Among the entries below, count the lines where the string "Volume" occurs, and give only the number.

--- BEGIN Data shown ---

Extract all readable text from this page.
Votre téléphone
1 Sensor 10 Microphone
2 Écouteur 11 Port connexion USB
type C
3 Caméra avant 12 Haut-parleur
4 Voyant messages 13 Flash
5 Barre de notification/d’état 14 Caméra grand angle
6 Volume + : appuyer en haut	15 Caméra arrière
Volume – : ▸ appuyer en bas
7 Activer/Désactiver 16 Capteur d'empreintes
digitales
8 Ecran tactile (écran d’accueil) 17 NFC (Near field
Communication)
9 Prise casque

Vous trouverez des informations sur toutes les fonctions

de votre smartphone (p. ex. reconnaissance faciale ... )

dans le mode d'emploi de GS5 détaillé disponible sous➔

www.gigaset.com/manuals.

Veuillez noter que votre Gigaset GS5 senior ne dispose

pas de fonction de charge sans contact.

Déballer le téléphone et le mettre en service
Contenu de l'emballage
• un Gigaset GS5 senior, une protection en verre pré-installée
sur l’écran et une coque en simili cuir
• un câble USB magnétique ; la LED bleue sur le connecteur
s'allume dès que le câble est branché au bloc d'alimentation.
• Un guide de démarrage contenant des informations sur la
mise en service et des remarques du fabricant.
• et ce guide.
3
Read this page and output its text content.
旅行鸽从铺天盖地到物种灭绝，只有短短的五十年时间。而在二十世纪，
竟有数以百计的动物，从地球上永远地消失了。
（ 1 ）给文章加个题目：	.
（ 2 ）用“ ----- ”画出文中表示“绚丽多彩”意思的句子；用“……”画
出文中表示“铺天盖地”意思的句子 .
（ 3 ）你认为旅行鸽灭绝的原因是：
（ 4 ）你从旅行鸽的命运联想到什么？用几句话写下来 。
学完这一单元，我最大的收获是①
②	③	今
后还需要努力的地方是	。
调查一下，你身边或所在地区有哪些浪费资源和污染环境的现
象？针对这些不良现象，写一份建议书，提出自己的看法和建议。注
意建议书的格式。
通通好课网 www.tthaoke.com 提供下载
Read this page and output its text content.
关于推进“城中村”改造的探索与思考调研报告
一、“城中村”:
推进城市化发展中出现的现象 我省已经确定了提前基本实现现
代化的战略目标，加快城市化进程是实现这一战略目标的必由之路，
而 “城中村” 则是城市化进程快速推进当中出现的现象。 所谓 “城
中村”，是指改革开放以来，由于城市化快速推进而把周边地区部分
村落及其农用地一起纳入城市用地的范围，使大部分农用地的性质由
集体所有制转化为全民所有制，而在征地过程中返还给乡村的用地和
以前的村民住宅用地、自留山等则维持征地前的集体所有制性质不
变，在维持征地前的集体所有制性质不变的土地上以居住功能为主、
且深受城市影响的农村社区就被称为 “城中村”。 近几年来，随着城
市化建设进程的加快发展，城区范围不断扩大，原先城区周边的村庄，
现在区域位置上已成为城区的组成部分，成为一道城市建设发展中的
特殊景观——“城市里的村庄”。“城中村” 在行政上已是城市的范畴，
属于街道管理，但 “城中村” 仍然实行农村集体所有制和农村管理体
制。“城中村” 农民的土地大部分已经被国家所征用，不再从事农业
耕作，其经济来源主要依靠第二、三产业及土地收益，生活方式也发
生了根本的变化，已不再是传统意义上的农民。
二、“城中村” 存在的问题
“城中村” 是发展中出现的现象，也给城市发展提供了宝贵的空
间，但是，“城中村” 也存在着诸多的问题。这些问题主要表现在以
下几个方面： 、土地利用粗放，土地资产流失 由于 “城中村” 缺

--- END Data shown ---

▸ Expected output: 2